↓

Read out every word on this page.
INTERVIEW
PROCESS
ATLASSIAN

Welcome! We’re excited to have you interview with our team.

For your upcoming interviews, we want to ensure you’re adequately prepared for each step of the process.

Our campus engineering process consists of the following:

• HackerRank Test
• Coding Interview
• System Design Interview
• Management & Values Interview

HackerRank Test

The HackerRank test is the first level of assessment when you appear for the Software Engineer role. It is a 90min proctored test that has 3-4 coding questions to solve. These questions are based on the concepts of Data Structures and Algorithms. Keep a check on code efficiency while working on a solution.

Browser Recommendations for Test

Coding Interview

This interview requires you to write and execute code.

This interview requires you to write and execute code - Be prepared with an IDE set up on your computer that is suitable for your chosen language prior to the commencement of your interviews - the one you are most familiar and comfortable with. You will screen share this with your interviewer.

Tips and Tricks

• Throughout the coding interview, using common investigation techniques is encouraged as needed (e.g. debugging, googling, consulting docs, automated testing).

↑

● To be done
Copy and report every line where the word "execute" is present.

● Response to the task
This interview requires you to write and execute code.
This interview requires you to write and execute code - Be prepared with an IDE set up on your computer that is suitable for your chosen language prior to the commencement of your interviews - the one you are most familiar and comfortable with. You will screen share this with your interviewer.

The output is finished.